Requirements: Identify the lines that include the word "this", then copy all of them.

Figure record listings:
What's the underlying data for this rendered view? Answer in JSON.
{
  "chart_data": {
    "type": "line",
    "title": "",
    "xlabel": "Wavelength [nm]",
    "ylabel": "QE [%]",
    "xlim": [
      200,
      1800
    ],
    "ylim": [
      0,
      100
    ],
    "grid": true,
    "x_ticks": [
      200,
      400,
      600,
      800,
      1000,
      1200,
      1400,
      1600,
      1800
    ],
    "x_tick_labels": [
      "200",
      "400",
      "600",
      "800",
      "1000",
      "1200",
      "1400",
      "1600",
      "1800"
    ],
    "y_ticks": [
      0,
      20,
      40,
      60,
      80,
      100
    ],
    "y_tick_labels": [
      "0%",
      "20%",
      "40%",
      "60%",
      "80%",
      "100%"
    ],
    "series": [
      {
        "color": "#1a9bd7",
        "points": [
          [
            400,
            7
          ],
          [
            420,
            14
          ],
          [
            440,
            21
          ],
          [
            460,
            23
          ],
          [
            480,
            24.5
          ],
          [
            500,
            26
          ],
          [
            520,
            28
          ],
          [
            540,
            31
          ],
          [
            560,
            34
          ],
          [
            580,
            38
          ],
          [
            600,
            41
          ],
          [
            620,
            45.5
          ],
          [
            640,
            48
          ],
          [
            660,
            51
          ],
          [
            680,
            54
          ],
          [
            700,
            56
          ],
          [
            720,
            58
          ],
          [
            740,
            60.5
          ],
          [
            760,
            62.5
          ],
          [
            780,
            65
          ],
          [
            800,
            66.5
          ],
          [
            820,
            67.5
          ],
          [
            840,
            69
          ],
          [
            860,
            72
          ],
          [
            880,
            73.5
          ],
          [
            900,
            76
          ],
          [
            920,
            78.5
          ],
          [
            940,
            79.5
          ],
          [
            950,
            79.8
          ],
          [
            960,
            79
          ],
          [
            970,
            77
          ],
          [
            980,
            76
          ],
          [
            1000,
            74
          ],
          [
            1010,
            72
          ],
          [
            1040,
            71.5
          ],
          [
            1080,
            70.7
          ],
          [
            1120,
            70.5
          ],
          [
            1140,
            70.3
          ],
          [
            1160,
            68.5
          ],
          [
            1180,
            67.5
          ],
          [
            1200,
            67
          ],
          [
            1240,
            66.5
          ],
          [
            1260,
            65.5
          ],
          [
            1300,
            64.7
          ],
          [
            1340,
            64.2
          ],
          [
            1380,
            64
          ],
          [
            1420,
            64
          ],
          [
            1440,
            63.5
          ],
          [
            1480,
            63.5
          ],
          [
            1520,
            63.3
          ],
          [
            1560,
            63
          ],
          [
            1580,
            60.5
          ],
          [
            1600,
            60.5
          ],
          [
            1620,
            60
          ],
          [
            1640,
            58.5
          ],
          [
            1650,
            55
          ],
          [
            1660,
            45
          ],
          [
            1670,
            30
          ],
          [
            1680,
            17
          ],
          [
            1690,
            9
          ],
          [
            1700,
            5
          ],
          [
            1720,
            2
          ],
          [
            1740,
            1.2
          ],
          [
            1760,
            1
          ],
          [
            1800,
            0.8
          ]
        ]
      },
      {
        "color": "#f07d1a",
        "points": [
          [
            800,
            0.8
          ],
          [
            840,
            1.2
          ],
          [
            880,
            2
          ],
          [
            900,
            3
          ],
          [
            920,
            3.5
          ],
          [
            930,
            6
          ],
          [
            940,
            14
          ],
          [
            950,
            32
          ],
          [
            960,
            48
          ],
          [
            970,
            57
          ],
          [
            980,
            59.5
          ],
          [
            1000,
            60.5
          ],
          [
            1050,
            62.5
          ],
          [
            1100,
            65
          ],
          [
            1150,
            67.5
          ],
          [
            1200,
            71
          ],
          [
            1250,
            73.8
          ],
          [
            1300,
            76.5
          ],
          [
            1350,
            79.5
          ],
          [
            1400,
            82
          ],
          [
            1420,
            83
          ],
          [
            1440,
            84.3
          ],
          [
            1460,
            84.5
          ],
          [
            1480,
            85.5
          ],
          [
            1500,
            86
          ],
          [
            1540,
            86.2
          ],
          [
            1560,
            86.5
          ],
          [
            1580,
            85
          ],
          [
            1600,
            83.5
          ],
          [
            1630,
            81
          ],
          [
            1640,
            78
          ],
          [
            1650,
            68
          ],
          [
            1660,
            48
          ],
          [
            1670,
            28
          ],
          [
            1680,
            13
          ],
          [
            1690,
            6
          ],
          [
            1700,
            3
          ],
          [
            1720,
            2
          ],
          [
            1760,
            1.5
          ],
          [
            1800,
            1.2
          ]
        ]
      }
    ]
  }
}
...
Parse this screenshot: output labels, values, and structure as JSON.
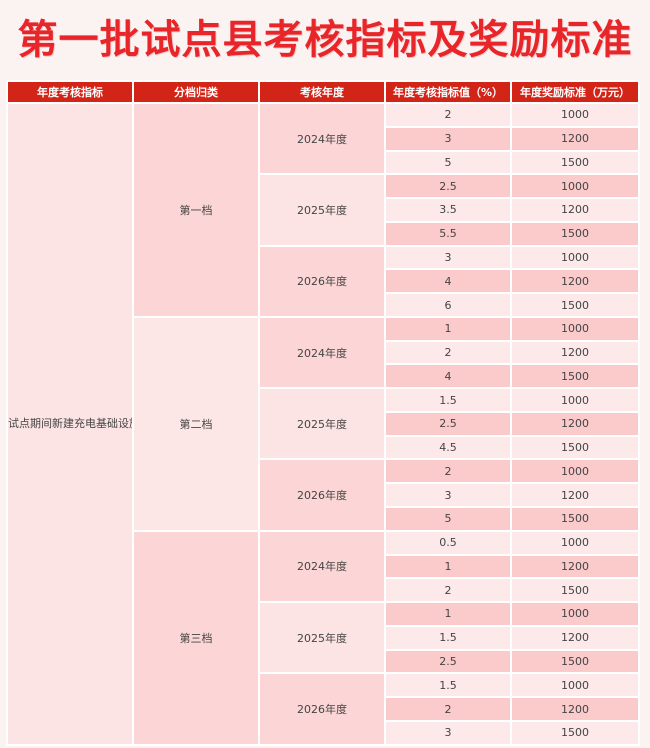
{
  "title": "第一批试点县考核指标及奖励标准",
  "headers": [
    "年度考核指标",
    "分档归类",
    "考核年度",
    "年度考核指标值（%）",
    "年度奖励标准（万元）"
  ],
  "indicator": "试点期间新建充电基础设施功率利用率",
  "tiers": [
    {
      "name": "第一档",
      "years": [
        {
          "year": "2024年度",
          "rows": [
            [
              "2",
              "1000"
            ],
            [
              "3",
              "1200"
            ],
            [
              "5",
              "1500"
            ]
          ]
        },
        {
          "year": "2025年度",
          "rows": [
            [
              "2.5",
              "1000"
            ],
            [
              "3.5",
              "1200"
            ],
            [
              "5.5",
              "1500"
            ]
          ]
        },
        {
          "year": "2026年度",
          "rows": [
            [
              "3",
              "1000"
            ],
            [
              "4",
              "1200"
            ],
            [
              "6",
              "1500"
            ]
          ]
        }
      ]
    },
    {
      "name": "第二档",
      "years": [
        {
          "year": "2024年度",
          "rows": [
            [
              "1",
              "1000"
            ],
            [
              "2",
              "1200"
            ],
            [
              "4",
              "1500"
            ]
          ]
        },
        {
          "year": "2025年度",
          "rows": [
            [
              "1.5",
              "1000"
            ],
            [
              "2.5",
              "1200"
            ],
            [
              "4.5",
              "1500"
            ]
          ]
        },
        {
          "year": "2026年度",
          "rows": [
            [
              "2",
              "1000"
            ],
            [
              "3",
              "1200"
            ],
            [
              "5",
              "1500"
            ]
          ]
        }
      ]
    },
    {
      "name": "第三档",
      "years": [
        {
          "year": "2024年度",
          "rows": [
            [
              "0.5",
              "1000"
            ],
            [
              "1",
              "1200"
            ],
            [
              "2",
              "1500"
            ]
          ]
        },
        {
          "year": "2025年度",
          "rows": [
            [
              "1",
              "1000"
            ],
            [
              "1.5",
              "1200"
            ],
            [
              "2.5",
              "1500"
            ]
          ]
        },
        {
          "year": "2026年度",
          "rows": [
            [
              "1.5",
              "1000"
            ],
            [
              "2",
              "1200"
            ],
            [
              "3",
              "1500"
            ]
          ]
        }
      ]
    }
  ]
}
...
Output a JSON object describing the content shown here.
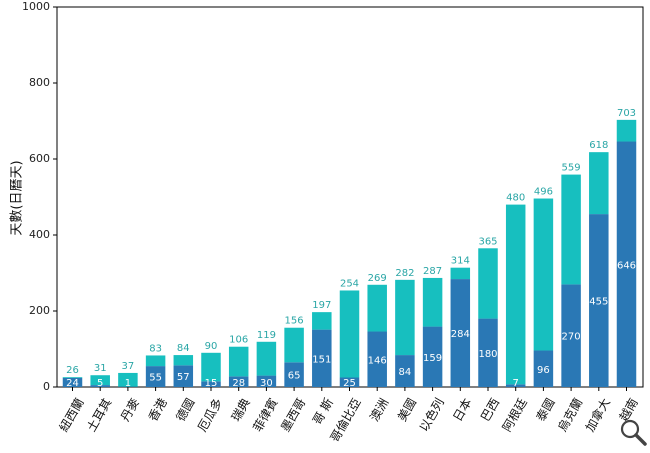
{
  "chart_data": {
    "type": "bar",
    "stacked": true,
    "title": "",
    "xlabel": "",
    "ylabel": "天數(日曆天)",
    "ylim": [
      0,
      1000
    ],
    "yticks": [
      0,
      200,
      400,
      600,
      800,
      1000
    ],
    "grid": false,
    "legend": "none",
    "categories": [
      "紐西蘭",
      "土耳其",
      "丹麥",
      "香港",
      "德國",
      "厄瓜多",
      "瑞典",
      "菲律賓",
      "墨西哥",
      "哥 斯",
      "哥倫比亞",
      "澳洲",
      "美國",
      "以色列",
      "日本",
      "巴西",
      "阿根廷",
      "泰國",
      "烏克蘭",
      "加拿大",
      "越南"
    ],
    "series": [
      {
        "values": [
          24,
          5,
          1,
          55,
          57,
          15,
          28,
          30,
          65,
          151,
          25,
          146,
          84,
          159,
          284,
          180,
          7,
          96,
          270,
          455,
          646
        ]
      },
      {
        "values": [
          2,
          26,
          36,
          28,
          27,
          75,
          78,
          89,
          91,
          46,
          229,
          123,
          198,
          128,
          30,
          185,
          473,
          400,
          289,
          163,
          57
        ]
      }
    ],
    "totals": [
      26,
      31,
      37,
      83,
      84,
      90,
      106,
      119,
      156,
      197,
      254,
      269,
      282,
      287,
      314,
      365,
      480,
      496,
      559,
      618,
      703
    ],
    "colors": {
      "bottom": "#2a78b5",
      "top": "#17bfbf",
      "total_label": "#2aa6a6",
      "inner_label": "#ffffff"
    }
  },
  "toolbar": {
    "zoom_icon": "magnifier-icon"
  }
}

Written response:
What's the underlying data for this rendered view? Answer in JSON.
Parse this screenshot: output labels, values, and structure as JSON.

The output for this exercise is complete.